WHAT THIS TASK INVOLVES:
Write out the entire listing below exactly as it appears, minus any pictures.

(Extracted records)
▶

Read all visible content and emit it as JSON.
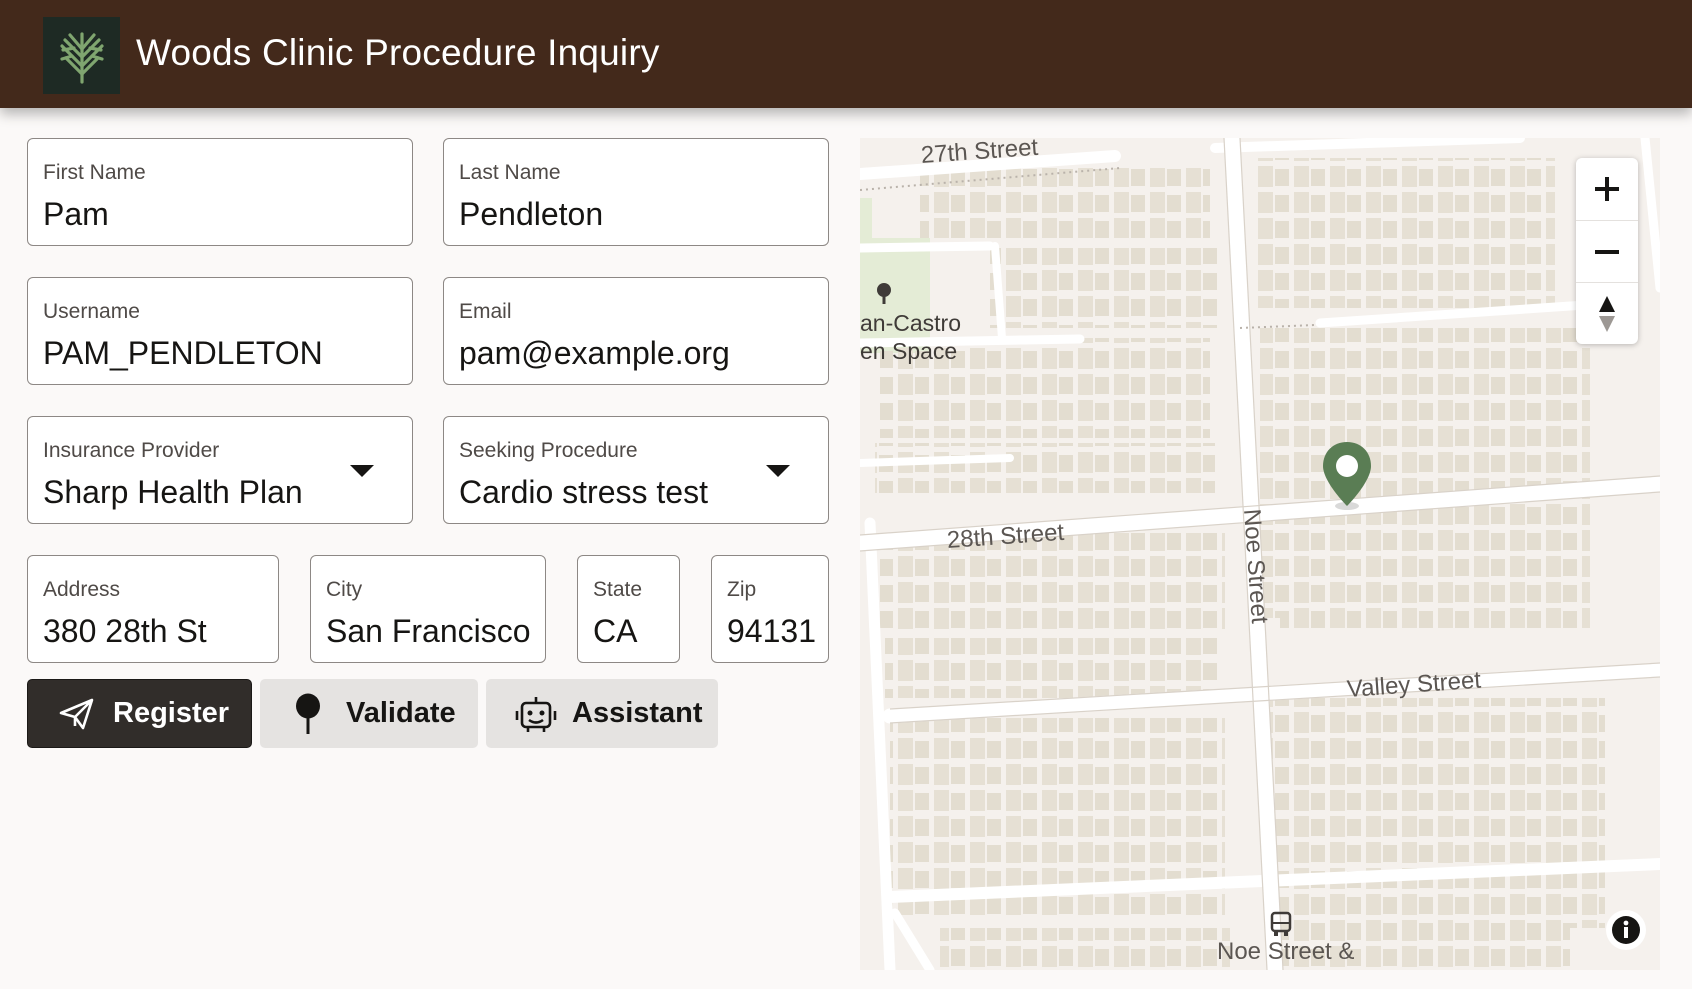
{
  "header": {
    "title": "Woods Clinic Procedure Inquiry",
    "logo_icon": "tree-logo-icon",
    "background": "#43291b"
  },
  "form": {
    "first_name": {
      "label": "First Name",
      "value": "Pam"
    },
    "last_name": {
      "label": "Last Name",
      "value": "Pendleton"
    },
    "username": {
      "label": "Username",
      "value": "PAM_PENDLETON"
    },
    "email": {
      "label": "Email",
      "value": "pam@example.org"
    },
    "insurance": {
      "label": "Insurance Provider",
      "value": "Sharp Health Plan"
    },
    "procedure": {
      "label": "Seeking Procedure",
      "value": "Cardio stress test"
    },
    "address": {
      "label": "Address",
      "value": "380 28th St"
    },
    "city": {
      "label": "City",
      "value": "San Francisco"
    },
    "state": {
      "label": "State",
      "value": "CA"
    },
    "zip": {
      "label": "Zip",
      "value": "94131"
    }
  },
  "actions": {
    "register": {
      "label": "Register",
      "icon": "paper-plane-icon"
    },
    "validate": {
      "label": "Validate",
      "icon": "map-pin-icon"
    },
    "assistant": {
      "label": "Assistant",
      "icon": "robot-icon"
    }
  },
  "map": {
    "streets": {
      "s27": "27th Street",
      "s28": "28th Street",
      "noe": "Noe Street",
      "valley": "Valley Street",
      "noe_stop": "Noe Street &"
    },
    "poi": {
      "line1": "an-Castro",
      "line2": "en Space"
    },
    "controls": {
      "zoom_in": "+",
      "zoom_out": "−"
    },
    "marker_color": "#5a7d54"
  },
  "colors": {
    "accent_dark": "#312d2a",
    "button_secondary": "#e5e3e1",
    "page_bg": "#fbf9f8"
  }
}
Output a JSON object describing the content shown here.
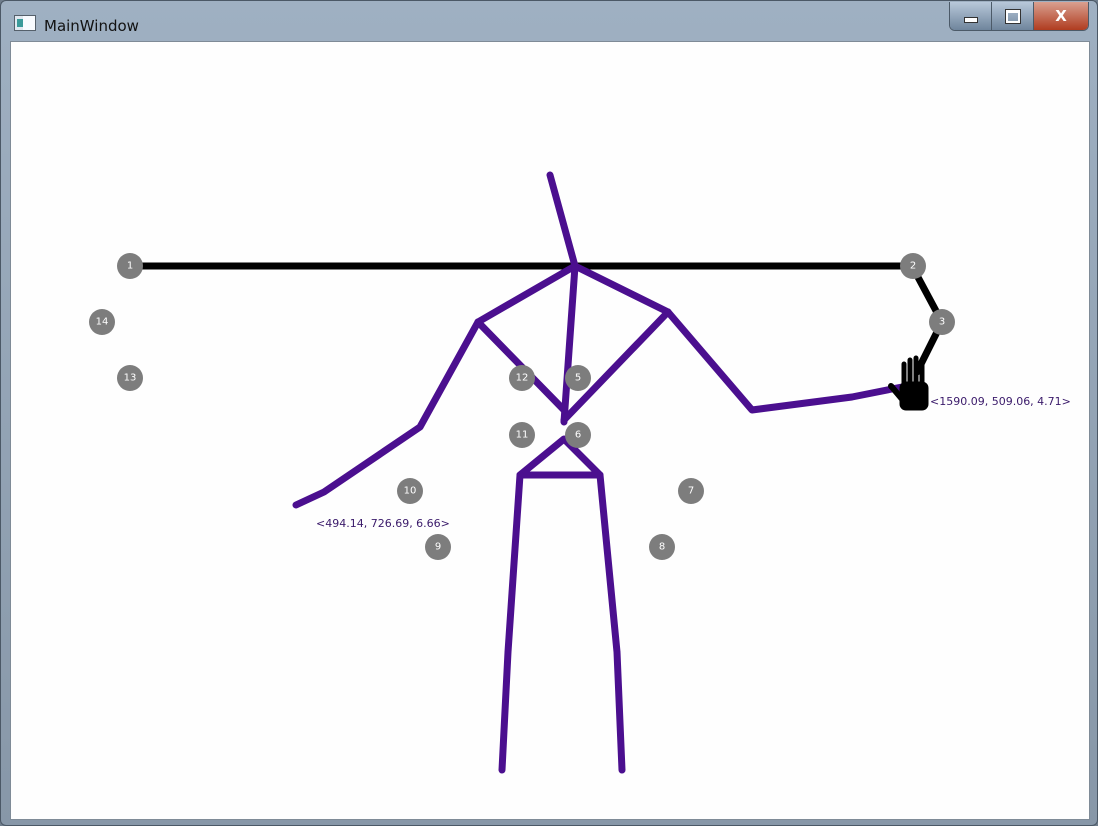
{
  "window": {
    "title": "MainWindow",
    "icons": {
      "app": "window-app-icon",
      "minimize": "minimize-icon",
      "maximize": "maximize-icon",
      "close": "close-icon"
    },
    "close_glyph": "X"
  },
  "canvas": {
    "colors": {
      "skeleton": "#4b0f8f",
      "connector": "#000000",
      "joint_fill": "#7d7d7d",
      "hand": "#000000"
    },
    "joints": [
      "1",
      "2",
      "3",
      "5",
      "6",
      "7",
      "8",
      "9",
      "10",
      "11",
      "12",
      "13",
      "14"
    ],
    "coord_labels": {
      "left_hand": "<494.14, 726.69, 6.66>",
      "right_hand": "<1590.09, 509.06, 4.71>"
    },
    "cursor_icon": "hand-cursor-icon"
  }
}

◀

SOLUTION BELOW:
Read all visible content and emit it as JSON.
{
  "header": {
    "title": "Woods Clinic Procedure Inquiry",
    "logo_icon": "tree-logo-icon",
    "background": "#43291b"
  },
  "form": {
    "first_name": {
      "label": "First Name",
      "value": "Pam"
    },
    "last_name": {
      "label": "Last Name",
      "value": "Pendleton"
    },
    "username": {
      "label": "Username",
      "value": "PAM_PENDLETON"
    },
    "email": {
      "label": "Email",
      "value": "pam@example.org"
    },
    "insurance": {
      "label": "Insurance Provider",
      "value": "Sharp Health Plan"
    },
    "procedure": {
      "label": "Seeking Procedure",
      "value": "Cardio stress test"
    },
    "address": {
      "label": "Address",
      "value": "380 28th St"
    },
    "city": {
      "label": "City",
      "value": "San Francisco"
    },
    "state": {
      "label": "State",
      "value": "CA"
    },
    "zip": {
      "label": "Zip",
      "value": "94131"
    }
  },
  "actions": {
    "register": {
      "label": "Register",
      "icon": "paper-plane-icon"
    },
    "validate": {
      "label": "Validate",
      "icon": "map-pin-icon"
    },
    "assistant": {
      "label": "Assistant",
      "icon": "robot-icon"
    }
  },
  "map": {
    "streets": {
      "s27": "27th Street",
      "s28": "28th Street",
      "noe": "Noe Street",
      "valley": "Valley Street",
      "noe_stop": "Noe Street &"
    },
    "poi": {
      "line1": "an-Castro",
      "line2": "en Space"
    },
    "controls": {
      "zoom_in": "+",
      "zoom_out": "−"
    },
    "marker_color": "#5a7d54"
  },
  "colors": {
    "accent_dark": "#312d2a",
    "button_secondary": "#e5e3e1",
    "page_bg": "#fbf9f8"
  }
}
Output a JSON object describing the content shown here.
{
  "window": {
    "title": "MainWindow",
    "icons": {
      "app": "window-app-icon",
      "minimize": "minimize-icon",
      "maximize": "maximize-icon",
      "close": "close-icon"
    },
    "close_glyph": "X"
  },
  "canvas": {
    "colors": {
      "skeleton": "#4b0f8f",
      "connector": "#000000",
      "joint_fill": "#7d7d7d",
      "hand": "#000000"
    },
    "joints": [
      "1",
      "2",
      "3",
      "5",
      "6",
      "7",
      "8",
      "9",
      "10",
      "11",
      "12",
      "13",
      "14"
    ],
    "coord_labels": {
      "left_hand": "<494.14, 726.69, 6.66>",
      "right_hand": "<1590.09, 509.06, 4.71>"
    },
    "cursor_icon": "hand-cursor-icon"
  }
}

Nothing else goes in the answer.